* Start Source material *

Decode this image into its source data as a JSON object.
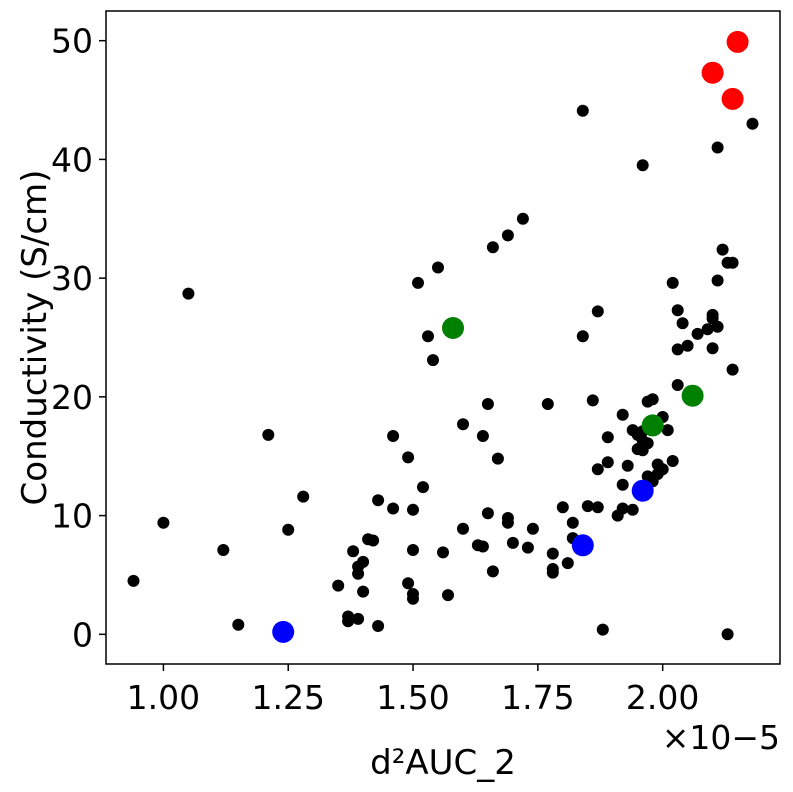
{
  "chart_data": {
    "type": "scatter",
    "title": "",
    "xlabel": "d²AUC_2",
    "ylabel": "Conductivity (S/cm)",
    "x_offset_label": "×10−5",
    "x_unit_scale": 1e-05,
    "xlim": [
      0.885,
      2.235
    ],
    "ylim": [
      -2.5,
      52.5
    ],
    "x_ticks": [
      1.0,
      1.25,
      1.5,
      1.75,
      2.0
    ],
    "x_tick_labels": [
      "1.00",
      "1.25",
      "1.50",
      "1.75",
      "2.00"
    ],
    "y_ticks": [
      0,
      10,
      20,
      30,
      40,
      50
    ],
    "y_tick_labels": [
      "0",
      "10",
      "20",
      "30",
      "40",
      "50"
    ],
    "grid": false,
    "legend": "none",
    "series": [
      {
        "color": "#000000",
        "marker": "small",
        "points": [
          [
            0.94,
            4.5
          ],
          [
            1.0,
            9.4
          ],
          [
            1.05,
            28.7
          ],
          [
            1.12,
            7.1
          ],
          [
            1.15,
            0.8
          ],
          [
            1.21,
            16.8
          ],
          [
            1.25,
            8.8
          ],
          [
            1.28,
            11.6
          ],
          [
            1.35,
            4.1
          ],
          [
            1.37,
            1.1
          ],
          [
            1.37,
            1.5
          ],
          [
            1.38,
            7.0
          ],
          [
            1.39,
            1.3
          ],
          [
            1.39,
            5.1
          ],
          [
            1.39,
            5.7
          ],
          [
            1.4,
            3.6
          ],
          [
            1.4,
            6.1
          ],
          [
            1.41,
            8.0
          ],
          [
            1.42,
            7.9
          ],
          [
            1.43,
            0.7
          ],
          [
            1.43,
            11.3
          ],
          [
            1.46,
            16.7
          ],
          [
            1.46,
            10.6
          ],
          [
            1.49,
            14.9
          ],
          [
            1.49,
            4.3
          ],
          [
            1.5,
            3.4
          ],
          [
            1.5,
            3.0
          ],
          [
            1.5,
            7.1
          ],
          [
            1.5,
            10.5
          ],
          [
            1.51,
            29.6
          ],
          [
            1.52,
            12.4
          ],
          [
            1.53,
            25.1
          ],
          [
            1.54,
            23.1
          ],
          [
            1.55,
            30.9
          ],
          [
            1.56,
            6.9
          ],
          [
            1.57,
            3.3
          ],
          [
            1.6,
            17.7
          ],
          [
            1.6,
            8.9
          ],
          [
            1.63,
            7.5
          ],
          [
            1.64,
            7.4
          ],
          [
            1.64,
            16.7
          ],
          [
            1.65,
            19.4
          ],
          [
            1.65,
            10.2
          ],
          [
            1.66,
            5.3
          ],
          [
            1.66,
            32.6
          ],
          [
            1.67,
            14.8
          ],
          [
            1.69,
            9.4
          ],
          [
            1.69,
            33.6
          ],
          [
            1.69,
            9.8
          ],
          [
            1.7,
            7.7
          ],
          [
            1.72,
            35.0
          ],
          [
            1.73,
            7.3
          ],
          [
            1.74,
            8.9
          ],
          [
            1.77,
            19.4
          ],
          [
            1.78,
            6.8
          ],
          [
            1.78,
            5.2
          ],
          [
            1.78,
            5.5
          ],
          [
            1.8,
            10.7
          ],
          [
            1.81,
            6.0
          ],
          [
            1.82,
            8.1
          ],
          [
            1.82,
            9.4
          ],
          [
            1.83,
            7.7
          ],
          [
            1.84,
            44.1
          ],
          [
            1.84,
            25.1
          ],
          [
            1.85,
            10.8
          ],
          [
            1.86,
            19.7
          ],
          [
            1.87,
            27.2
          ],
          [
            1.87,
            10.7
          ],
          [
            1.87,
            13.9
          ],
          [
            1.88,
            0.4
          ],
          [
            1.89,
            16.6
          ],
          [
            1.89,
            14.5
          ],
          [
            1.91,
            10.0
          ],
          [
            1.92,
            18.5
          ],
          [
            1.92,
            10.6
          ],
          [
            1.92,
            12.6
          ],
          [
            1.93,
            14.2
          ],
          [
            1.94,
            10.5
          ],
          [
            1.94,
            17.2
          ],
          [
            1.95,
            15.6
          ],
          [
            1.95,
            16.8
          ],
          [
            1.96,
            39.5
          ],
          [
            1.96,
            16.3
          ],
          [
            1.96,
            17.1
          ],
          [
            1.96,
            15.5
          ],
          [
            1.97,
            19.6
          ],
          [
            1.97,
            16.1
          ],
          [
            1.97,
            13.3
          ],
          [
            1.98,
            19.8
          ],
          [
            1.98,
            12.9
          ],
          [
            1.99,
            14.3
          ],
          [
            1.99,
            13.5
          ],
          [
            2.0,
            13.9
          ],
          [
            2.0,
            18.3
          ],
          [
            2.01,
            17.2
          ],
          [
            2.02,
            14.6
          ],
          [
            2.02,
            29.6
          ],
          [
            2.03,
            27.3
          ],
          [
            2.03,
            21.0
          ],
          [
            2.03,
            24.0
          ],
          [
            2.04,
            26.2
          ],
          [
            2.05,
            24.3
          ],
          [
            2.07,
            25.3
          ],
          [
            2.09,
            25.7
          ],
          [
            2.1,
            24.1
          ],
          [
            2.1,
            26.6
          ],
          [
            2.1,
            26.9
          ],
          [
            2.11,
            25.9
          ],
          [
            2.11,
            41.0
          ],
          [
            2.11,
            29.8
          ],
          [
            2.12,
            32.4
          ],
          [
            2.13,
            31.3
          ],
          [
            2.13,
            0.0
          ],
          [
            2.14,
            31.3
          ],
          [
            2.14,
            22.3
          ],
          [
            2.18,
            43.0
          ]
        ]
      },
      {
        "color": "#ff0000",
        "marker": "large",
        "points": [
          [
            2.1,
            47.3
          ],
          [
            2.14,
            45.1
          ],
          [
            2.15,
            49.9
          ]
        ]
      },
      {
        "color": "#008000",
        "marker": "large",
        "points": [
          [
            1.58,
            25.8
          ],
          [
            1.98,
            17.6
          ],
          [
            2.06,
            20.1
          ]
        ]
      },
      {
        "color": "#0000ff",
        "marker": "large",
        "points": [
          [
            1.24,
            0.2
          ],
          [
            1.84,
            7.5
          ],
          [
            1.96,
            12.1
          ]
        ]
      }
    ]
  }
}
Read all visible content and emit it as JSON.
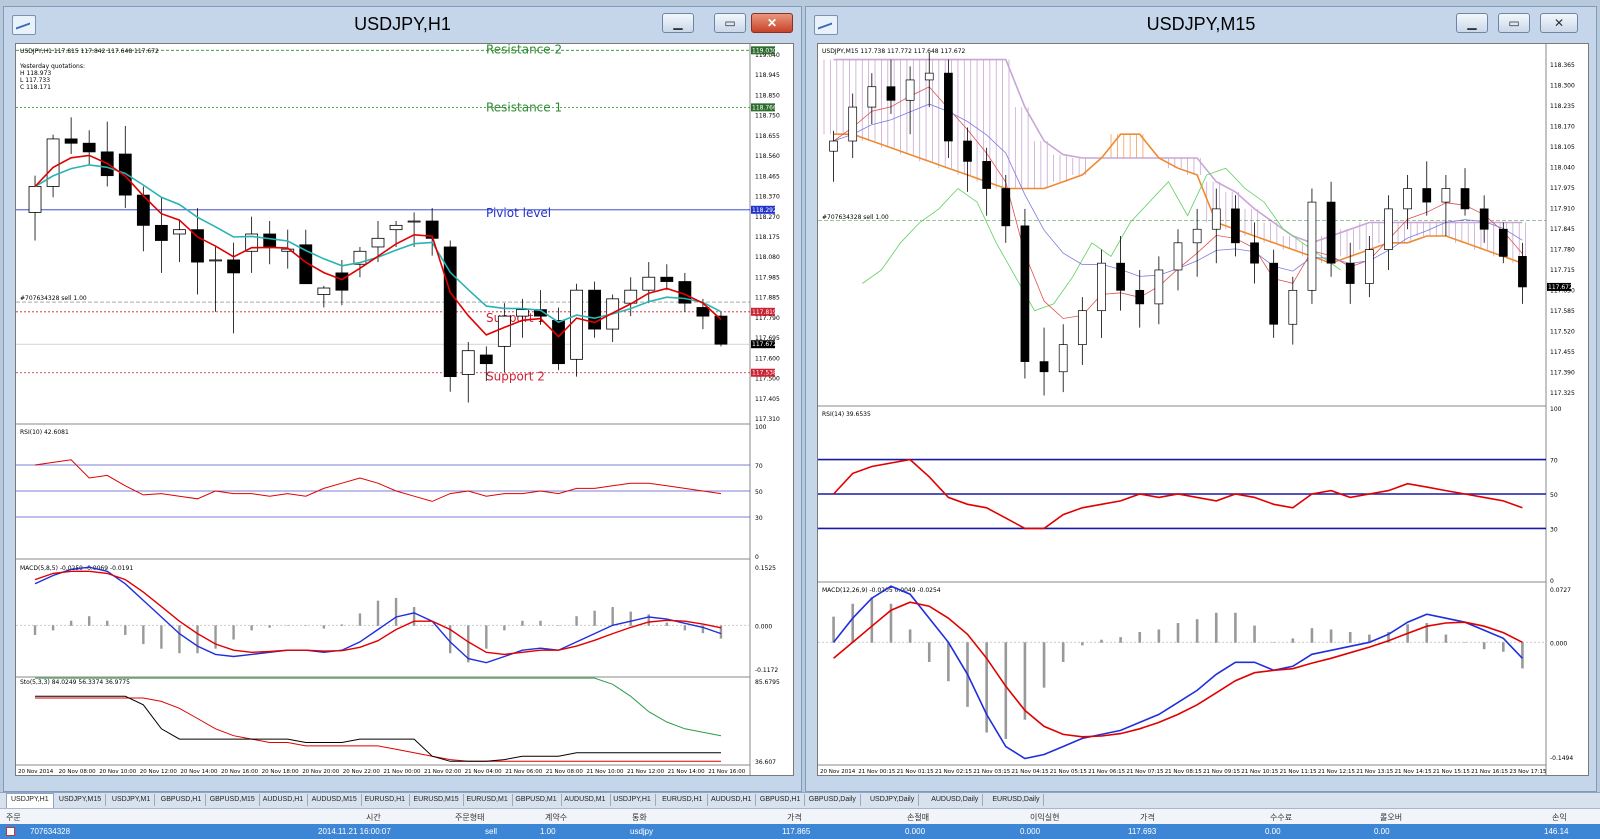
{
  "windows": {
    "left": {
      "title": "USDJPY,H1",
      "info": "USDJPY,H1  117.815 117.842 117.648 117.672",
      "yesterday": {
        "label": "Yesterday quotations:",
        "h": "H 118.973",
        "l": "L 117.733",
        "c": "C 118.171"
      },
      "levels": {
        "resistance2": "Resistance 2",
        "resistance1": "Resistance 1",
        "pivot": "Piviot level",
        "support1": "Support 1",
        "support2": "Support 2"
      },
      "order_label": "#707634328 sell 1.00",
      "price_ticks": [
        "119.040",
        "118.945",
        "118.850",
        "118.750",
        "118.655",
        "118.560",
        "118.465",
        "118.370",
        "118.270",
        "118.175",
        "118.080",
        "117.985",
        "117.885",
        "117.790",
        "117.695",
        "117.600",
        "117.500",
        "117.405",
        "117.310"
      ],
      "badges": {
        "r2": "119.030",
        "r1": "118.766",
        "pivot": "118.292",
        "order": "117.819",
        "bid": "117.672",
        "s2": "117.538"
      },
      "rsi": {
        "label": "RSI(10) 42.6081",
        "ticks": [
          "100",
          "70",
          "50",
          "30",
          "0"
        ]
      },
      "macd": {
        "label": "MACD(5,8,5) -0.0259 -0.0069 -0.0191",
        "ticks": [
          "0.1525",
          "0.000",
          "-0.1172"
        ]
      },
      "stoch": {
        "label": "Sto(5,3,3) 84.0249 56.3374 36.9775",
        "ticks": [
          "85.6795",
          "36.607"
        ]
      },
      "time_labels": [
        "20 Nov 2014",
        "20 Nov 08:00",
        "20 Nov 10:00",
        "20 Nov 12:00",
        "20 Nov 14:00",
        "20 Nov 16:00",
        "20 Nov 18:00",
        "20 Nov 20:00",
        "20 Nov 22:00",
        "21 Nov 00:00",
        "21 Nov 02:00",
        "21 Nov 04:00",
        "21 Nov 06:00",
        "21 Nov 08:00",
        "21 Nov 10:00",
        "21 Nov 12:00",
        "21 Nov 14:00",
        "21 Nov 16:00"
      ]
    },
    "right": {
      "title": "USDJPY,M15",
      "info": "USDJPY,M15  117.738 117.772 117.648 117.672",
      "order_label": "#707634328 sell 1.00",
      "price_ticks": [
        "118.365",
        "118.300",
        "118.235",
        "118.170",
        "118.105",
        "118.040",
        "117.975",
        "117.910",
        "117.845",
        "117.780",
        "117.715",
        "117.650",
        "117.585",
        "117.520",
        "117.455",
        "117.390",
        "117.325"
      ],
      "bid_badge": "117.672",
      "rsi": {
        "label": "RSI(14) 39.6535",
        "ticks": [
          "100",
          "70",
          "50",
          "30",
          "0"
        ]
      },
      "macd": {
        "label": "MACD(12,26,9) -0.0205 0.0049 -0.0254",
        "ticks": [
          "0.0727",
          "0.000",
          "-0.1494"
        ]
      },
      "time_labels": [
        "20 Nov 2014",
        "21 Nov 00:15",
        "21 Nov 01:15",
        "21 Nov 02:15",
        "21 Nov 03:15",
        "21 Nov 04:15",
        "21 Nov 05:15",
        "21 Nov 06:15",
        "21 Nov 07:15",
        "21 Nov 08:15",
        "21 Nov 09:15",
        "21 Nov 10:15",
        "21 Nov 11:15",
        "21 Nov 12:15",
        "21 Nov 13:15",
        "21 Nov 14:15",
        "21 Nov 15:15",
        "21 Nov 16:15",
        "23 Nov 17:15"
      ]
    }
  },
  "tabs": [
    "USDJPY,H1",
    "USDJPY,M15",
    "USDJPY,M1",
    "GBPUSD,H1",
    "GBPUSD,M15",
    "AUDUSD,H1",
    "AUDUSD,M15",
    "EURUSD,H1",
    "EURUSD,M15",
    "EURUSD,M1",
    "GBPUSD,M1",
    "AUDUSD,M1",
    "USDJPY,H1",
    "EURUSD,H1",
    "AUDUSD,H1",
    "GBPUSD,H1",
    "GBPUSD,Daily",
    "USDJPY,Daily",
    "AUDUSD,Daily",
    "EURUSD,Daily"
  ],
  "trade": {
    "headers": [
      "주문",
      "시간",
      "주문형태",
      "계약수",
      "통화",
      "가격",
      "손절매",
      "이익실현",
      "가격",
      "수수료",
      "롤오버",
      "손익"
    ],
    "row": [
      "707634328",
      "2014.11.21 16:00:07",
      "sell",
      "1.00",
      "usdjpy",
      "117.865",
      "0.000",
      "0.000",
      "117.693",
      "0.00",
      "0.00",
      "146.14"
    ]
  },
  "chart_data": [
    {
      "type": "candlestick",
      "title": "USDJPY,H1",
      "ohlc": [
        [
          118.28,
          118.45,
          118.15,
          118.4
        ],
        [
          118.4,
          118.64,
          118.35,
          118.62
        ],
        [
          118.62,
          118.72,
          118.55,
          118.6
        ],
        [
          118.6,
          118.66,
          118.5,
          118.56
        ],
        [
          118.56,
          118.7,
          118.4,
          118.45
        ],
        [
          118.55,
          118.68,
          118.3,
          118.36
        ],
        [
          118.36,
          118.4,
          118.1,
          118.22
        ],
        [
          118.22,
          118.35,
          118.0,
          118.15
        ],
        [
          118.18,
          118.24,
          118.05,
          118.2
        ],
        [
          118.2,
          118.3,
          117.9,
          118.05
        ],
        [
          118.06,
          118.12,
          117.82,
          118.06
        ],
        [
          118.06,
          118.14,
          117.72,
          118.0
        ],
        [
          118.1,
          118.26,
          118.0,
          118.18
        ],
        [
          118.18,
          118.24,
          118.04,
          118.12
        ],
        [
          118.1,
          118.2,
          118.02,
          118.11
        ],
        [
          118.13,
          118.2,
          117.95,
          117.95
        ],
        [
          117.9,
          117.94,
          117.84,
          117.93
        ],
        [
          118.0,
          118.06,
          117.85,
          117.92
        ],
        [
          118.04,
          118.12,
          117.98,
          118.1
        ],
        [
          118.12,
          118.24,
          118.05,
          118.16
        ],
        [
          118.2,
          118.24,
          118.12,
          118.22
        ],
        [
          118.24,
          118.28,
          118.12,
          118.24
        ],
        [
          118.24,
          118.3,
          118.08,
          118.16
        ],
        [
          118.12,
          118.15,
          117.45,
          117.52
        ],
        [
          117.53,
          117.68,
          117.4,
          117.64
        ],
        [
          117.62,
          117.66,
          117.5,
          117.58
        ],
        [
          117.66,
          117.86,
          117.54,
          117.8
        ],
        [
          117.8,
          117.88,
          117.7,
          117.83
        ],
        [
          117.83,
          117.92,
          117.76,
          117.8
        ],
        [
          117.78,
          117.84,
          117.55,
          117.58
        ],
        [
          117.6,
          117.95,
          117.52,
          117.92
        ],
        [
          117.92,
          117.96,
          117.7,
          117.74
        ],
        [
          117.74,
          117.9,
          117.68,
          117.88
        ],
        [
          117.86,
          117.98,
          117.8,
          117.92
        ],
        [
          117.92,
          118.05,
          117.86,
          117.98
        ],
        [
          117.98,
          118.04,
          117.92,
          117.96
        ],
        [
          117.96,
          118.0,
          117.82,
          117.86
        ],
        [
          117.84,
          117.88,
          117.74,
          117.8
        ],
        [
          117.8,
          117.82,
          117.66,
          117.67
        ]
      ],
      "levels": {
        "resistance2": 119.03,
        "resistance1": 118.766,
        "pivot": 118.292,
        "support1": 117.82,
        "support2": 117.538
      },
      "ylim": [
        117.31,
        119.05
      ]
    },
    {
      "type": "candlestick",
      "title": "USDJPY,M15",
      "ohlc": [
        [
          118.07,
          118.13,
          117.98,
          118.1
        ],
        [
          118.1,
          118.24,
          118.05,
          118.2
        ],
        [
          118.2,
          118.3,
          118.15,
          118.26
        ],
        [
          118.26,
          118.34,
          118.18,
          118.22
        ],
        [
          118.22,
          118.32,
          118.12,
          118.28
        ],
        [
          118.28,
          118.36,
          118.2,
          118.3
        ],
        [
          118.3,
          118.34,
          118.05,
          118.1
        ],
        [
          118.1,
          118.14,
          117.95,
          118.04
        ],
        [
          118.04,
          118.08,
          117.88,
          117.96
        ],
        [
          117.96,
          118.0,
          117.8,
          117.85
        ],
        [
          117.85,
          117.9,
          117.4,
          117.45
        ],
        [
          117.45,
          117.55,
          117.35,
          117.42
        ],
        [
          117.42,
          117.56,
          117.36,
          117.5
        ],
        [
          117.5,
          117.64,
          117.44,
          117.6
        ],
        [
          117.6,
          117.78,
          117.52,
          117.74
        ],
        [
          117.74,
          117.82,
          117.6,
          117.66
        ],
        [
          117.66,
          117.72,
          117.55,
          117.62
        ],
        [
          117.62,
          117.76,
          117.56,
          117.72
        ],
        [
          117.72,
          117.84,
          117.66,
          117.8
        ],
        [
          117.8,
          117.9,
          117.7,
          117.84
        ],
        [
          117.84,
          117.96,
          117.74,
          117.9
        ],
        [
          117.9,
          117.94,
          117.76,
          117.8
        ],
        [
          117.8,
          117.86,
          117.68,
          117.74
        ],
        [
          117.74,
          117.78,
          117.52,
          117.56
        ],
        [
          117.56,
          117.7,
          117.5,
          117.66
        ],
        [
          117.66,
          117.96,
          117.62,
          117.92
        ],
        [
          117.92,
          117.98,
          117.7,
          117.74
        ],
        [
          117.74,
          117.8,
          117.62,
          117.68
        ],
        [
          117.68,
          117.82,
          117.64,
          117.78
        ],
        [
          117.78,
          117.94,
          117.72,
          117.9
        ],
        [
          117.9,
          118.0,
          117.84,
          117.96
        ],
        [
          117.96,
          118.04,
          117.88,
          117.92
        ],
        [
          117.92,
          118.0,
          117.82,
          117.96
        ],
        [
          117.96,
          118.02,
          117.88,
          117.9
        ],
        [
          117.9,
          117.94,
          117.8,
          117.84
        ],
        [
          117.84,
          117.86,
          117.74,
          117.76
        ],
        [
          117.76,
          117.8,
          117.62,
          117.67
        ]
      ],
      "ylim": [
        117.325,
        118.38
      ]
    }
  ]
}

* End Source material *

- Directions for this task -
Gather and copy every line of the data in which the string "color" is found.

- Response to this exercise -
        "color": "#000000",
        "color": "#ff0000",
        "color": "#008000",
        "color": "#0000ff",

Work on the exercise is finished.